Collected data:
***

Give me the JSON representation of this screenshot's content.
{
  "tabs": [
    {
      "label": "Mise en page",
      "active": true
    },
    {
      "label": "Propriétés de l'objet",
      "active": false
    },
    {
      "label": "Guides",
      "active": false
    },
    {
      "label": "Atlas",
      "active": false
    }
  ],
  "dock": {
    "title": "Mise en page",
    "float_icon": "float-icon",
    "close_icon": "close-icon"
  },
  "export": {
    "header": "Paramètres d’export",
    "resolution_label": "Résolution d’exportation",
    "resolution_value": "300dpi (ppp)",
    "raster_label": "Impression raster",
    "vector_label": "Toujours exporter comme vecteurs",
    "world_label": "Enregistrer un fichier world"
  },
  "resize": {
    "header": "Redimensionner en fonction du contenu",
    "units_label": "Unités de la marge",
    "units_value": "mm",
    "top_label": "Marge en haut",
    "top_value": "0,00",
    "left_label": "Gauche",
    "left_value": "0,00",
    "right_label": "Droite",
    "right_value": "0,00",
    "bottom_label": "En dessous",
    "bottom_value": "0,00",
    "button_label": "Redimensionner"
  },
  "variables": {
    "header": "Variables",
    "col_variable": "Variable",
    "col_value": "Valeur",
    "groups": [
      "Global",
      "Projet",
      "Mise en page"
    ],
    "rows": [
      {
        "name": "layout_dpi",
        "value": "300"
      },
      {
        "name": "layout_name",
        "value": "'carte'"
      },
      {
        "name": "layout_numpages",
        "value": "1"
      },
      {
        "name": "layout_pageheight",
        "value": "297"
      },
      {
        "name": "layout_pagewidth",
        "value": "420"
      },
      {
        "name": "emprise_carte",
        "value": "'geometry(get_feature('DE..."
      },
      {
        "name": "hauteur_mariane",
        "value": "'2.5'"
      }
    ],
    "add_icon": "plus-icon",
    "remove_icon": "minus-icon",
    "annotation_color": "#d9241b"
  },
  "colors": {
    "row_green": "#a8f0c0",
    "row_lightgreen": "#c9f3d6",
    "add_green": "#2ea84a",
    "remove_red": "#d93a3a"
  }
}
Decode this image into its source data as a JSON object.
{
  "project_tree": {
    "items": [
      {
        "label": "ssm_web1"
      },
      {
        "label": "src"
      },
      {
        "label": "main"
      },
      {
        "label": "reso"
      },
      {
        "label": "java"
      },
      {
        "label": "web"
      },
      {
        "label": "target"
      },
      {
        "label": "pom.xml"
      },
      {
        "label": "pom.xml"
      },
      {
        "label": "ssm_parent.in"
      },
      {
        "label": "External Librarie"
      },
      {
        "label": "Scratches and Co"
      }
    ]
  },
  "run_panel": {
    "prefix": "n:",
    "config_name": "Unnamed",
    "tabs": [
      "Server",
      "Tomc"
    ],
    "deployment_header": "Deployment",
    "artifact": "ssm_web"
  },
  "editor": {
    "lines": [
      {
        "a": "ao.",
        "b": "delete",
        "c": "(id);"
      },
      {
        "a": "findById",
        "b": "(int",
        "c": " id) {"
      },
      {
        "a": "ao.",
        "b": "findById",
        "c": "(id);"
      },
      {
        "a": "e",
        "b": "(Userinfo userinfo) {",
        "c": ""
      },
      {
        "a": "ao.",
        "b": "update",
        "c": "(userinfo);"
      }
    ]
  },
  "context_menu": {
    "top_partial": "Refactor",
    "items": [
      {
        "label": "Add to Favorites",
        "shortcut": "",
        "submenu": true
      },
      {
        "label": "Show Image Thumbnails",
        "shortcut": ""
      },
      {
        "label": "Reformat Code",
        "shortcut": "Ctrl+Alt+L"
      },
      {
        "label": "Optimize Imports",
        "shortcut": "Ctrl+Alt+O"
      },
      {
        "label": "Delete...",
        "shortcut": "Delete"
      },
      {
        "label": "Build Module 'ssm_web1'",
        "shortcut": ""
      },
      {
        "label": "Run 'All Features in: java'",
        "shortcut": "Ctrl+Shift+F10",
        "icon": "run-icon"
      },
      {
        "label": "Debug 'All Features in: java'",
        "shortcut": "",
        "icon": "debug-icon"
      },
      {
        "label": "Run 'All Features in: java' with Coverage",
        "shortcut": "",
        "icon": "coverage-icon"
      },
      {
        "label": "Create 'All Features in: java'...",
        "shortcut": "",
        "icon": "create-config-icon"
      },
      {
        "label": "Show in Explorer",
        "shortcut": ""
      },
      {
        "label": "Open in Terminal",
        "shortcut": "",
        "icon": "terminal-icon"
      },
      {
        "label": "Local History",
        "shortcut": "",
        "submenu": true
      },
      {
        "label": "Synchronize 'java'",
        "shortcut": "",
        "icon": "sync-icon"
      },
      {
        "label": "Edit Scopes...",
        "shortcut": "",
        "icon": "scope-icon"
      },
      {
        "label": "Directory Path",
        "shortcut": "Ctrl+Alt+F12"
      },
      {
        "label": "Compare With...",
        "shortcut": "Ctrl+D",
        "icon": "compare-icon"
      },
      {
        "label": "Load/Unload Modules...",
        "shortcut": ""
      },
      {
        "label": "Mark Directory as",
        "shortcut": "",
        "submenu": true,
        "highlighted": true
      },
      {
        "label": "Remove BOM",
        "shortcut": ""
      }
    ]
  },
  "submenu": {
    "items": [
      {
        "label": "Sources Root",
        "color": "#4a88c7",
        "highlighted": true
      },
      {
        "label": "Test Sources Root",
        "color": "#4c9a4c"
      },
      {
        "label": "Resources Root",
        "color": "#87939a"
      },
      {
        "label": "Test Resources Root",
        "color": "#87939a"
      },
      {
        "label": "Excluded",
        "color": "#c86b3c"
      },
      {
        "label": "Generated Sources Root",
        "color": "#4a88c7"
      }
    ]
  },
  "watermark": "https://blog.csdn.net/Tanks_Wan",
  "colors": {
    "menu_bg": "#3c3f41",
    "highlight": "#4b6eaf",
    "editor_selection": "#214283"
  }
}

***

▸ **THE EXERCISE**
Return the listing above in its exact form.

▸ **THE SOLUTION**
Give me the JSON representation of this screenshot's content.
{
  "tabs": [
    {
      "label": "Mise en page",
      "active": true
    },
    {
      "label": "Propriétés de l'objet",
      "active": false
    },
    {
      "label": "Guides",
      "active": false
    },
    {
      "label": "Atlas",
      "active": false
    }
  ],
  "dock": {
    "title": "Mise en page",
    "float_icon": "float-icon",
    "close_icon": "close-icon"
  },
  "export": {
    "header": "Paramètres d’export",
    "resolution_label": "Résolution d’exportation",
    "resolution_value": "300dpi (ppp)",
    "raster_label": "Impression raster",
    "vector_label": "Toujours exporter comme vecteurs",
    "world_label": "Enregistrer un fichier world"
  },
  "resize": {
    "header": "Redimensionner en fonction du contenu",
    "units_label": "Unités de la marge",
    "units_value": "mm",
    "top_label": "Marge en haut",
    "top_value": "0,00",
    "left_label": "Gauche",
    "left_value": "0,00",
    "right_label": "Droite",
    "right_value": "0,00",
    "bottom_label": "En dessous",
    "bottom_value": "0,00",
    "button_label": "Redimensionner"
  },
  "variables": {
    "header": "Variables",
    "col_variable": "Variable",
    "col_value": "Valeur",
    "groups": [
      "Global",
      "Projet",
      "Mise en page"
    ],
    "rows": [
      {
        "name": "layout_dpi",
        "value": "300"
      },
      {
        "name": "layout_name",
        "value": "'carte'"
      },
      {
        "name": "layout_numpages",
        "value": "1"
      },
      {
        "name": "layout_pageheight",
        "value": "297"
      },
      {
        "name": "layout_pagewidth",
        "value": "420"
      },
      {
        "name": "emprise_carte",
        "value": "'geometry(get_feature('DE..."
      },
      {
        "name": "hauteur_mariane",
        "value": "'2.5'"
      }
    ],
    "add_icon": "plus-icon",
    "remove_icon": "minus-icon",
    "annotation_color": "#d9241b"
  },
  "colors": {
    "row_green": "#a8f0c0",
    "row_lightgreen": "#c9f3d6",
    "add_green": "#2ea84a",
    "remove_red": "#d93a3a"
  }
}
Decode this image into its source data as a JSON object.
{
  "project_tree": {
    "items": [
      {
        "label": "ssm_web1"
      },
      {
        "label": "src"
      },
      {
        "label": "main"
      },
      {
        "label": "reso"
      },
      {
        "label": "java"
      },
      {
        "label": "web"
      },
      {
        "label": "target"
      },
      {
        "label": "pom.xml"
      },
      {
        "label": "pom.xml"
      },
      {
        "label": "ssm_parent.in"
      },
      {
        "label": "External Librarie"
      },
      {
        "label": "Scratches and Co"
      }
    ]
  },
  "run_panel": {
    "prefix": "n:",
    "config_name": "Unnamed",
    "tabs": [
      "Server",
      "Tomc"
    ],
    "deployment_header": "Deployment",
    "artifact": "ssm_web"
  },
  "editor": {
    "lines": [
      {
        "a": "ao.",
        "b": "delete",
        "c": "(id);"
      },
      {
        "a": "findById",
        "b": "(int",
        "c": " id) {"
      },
      {
        "a": "ao.",
        "b": "findById",
        "c": "(id);"
      },
      {
        "a": "e",
        "b": "(Userinfo userinfo) {",
        "c": ""
      },
      {
        "a": "ao.",
        "b": "update",
        "c": "(userinfo);"
      }
    ]
  },
  "context_menu": {
    "top_partial": "Refactor",
    "items": [
      {
        "label": "Add to Favorites",
        "shortcut": "",
        "submenu": true
      },
      {
        "label": "Show Image Thumbnails",
        "shortcut": ""
      },
      {
        "label": "Reformat Code",
        "shortcut": "Ctrl+Alt+L"
      },
      {
        "label": "Optimize Imports",
        "shortcut": "Ctrl+Alt+O"
      },
      {
        "label": "Delete...",
        "shortcut": "Delete"
      },
      {
        "label": "Build Module 'ssm_web1'",
        "shortcut": ""
      },
      {
        "label": "Run 'All Features in: java'",
        "shortcut": "Ctrl+Shift+F10",
        "icon": "run-icon"
      },
      {
        "label": "Debug 'All Features in: java'",
        "shortcut": "",
        "icon": "debug-icon"
      },
      {
        "label": "Run 'All Features in: java' with Coverage",
        "shortcut": "",
        "icon": "coverage-icon"
      },
      {
        "label": "Create 'All Features in: java'...",
        "shortcut": "",
        "icon": "create-config-icon"
      },
      {
        "label": "Show in Explorer",
        "shortcut": ""
      },
      {
        "label": "Open in Terminal",
        "shortcut": "",
        "icon": "terminal-icon"
      },
      {
        "label": "Local History",
        "shortcut": "",
        "submenu": true
      },
      {
        "label": "Synchronize 'java'",
        "shortcut": "",
        "icon": "sync-icon"
      },
      {
        "label": "Edit Scopes...",
        "shortcut": "",
        "icon": "scope-icon"
      },
      {
        "label": "Directory Path",
        "shortcut": "Ctrl+Alt+F12"
      },
      {
        "label": "Compare With...",
        "shortcut": "Ctrl+D",
        "icon": "compare-icon"
      },
      {
        "label": "Load/Unload Modules...",
        "shortcut": ""
      },
      {
        "label": "Mark Directory as",
        "shortcut": "",
        "submenu": true,
        "highlighted": true
      },
      {
        "label": "Remove BOM",
        "shortcut": ""
      }
    ]
  },
  "submenu": {
    "items": [
      {
        "label": "Sources Root",
        "color": "#4a88c7",
        "highlighted": true
      },
      {
        "label": "Test Sources Root",
        "color": "#4c9a4c"
      },
      {
        "label": "Resources Root",
        "color": "#87939a"
      },
      {
        "label": "Test Resources Root",
        "color": "#87939a"
      },
      {
        "label": "Excluded",
        "color": "#c86b3c"
      },
      {
        "label": "Generated Sources Root",
        "color": "#4a88c7"
      }
    ]
  },
  "watermark": "https://blog.csdn.net/Tanks_Wan",
  "colors": {
    "menu_bg": "#3c3f41",
    "highlight": "#4b6eaf",
    "editor_selection": "#214283"
  }
}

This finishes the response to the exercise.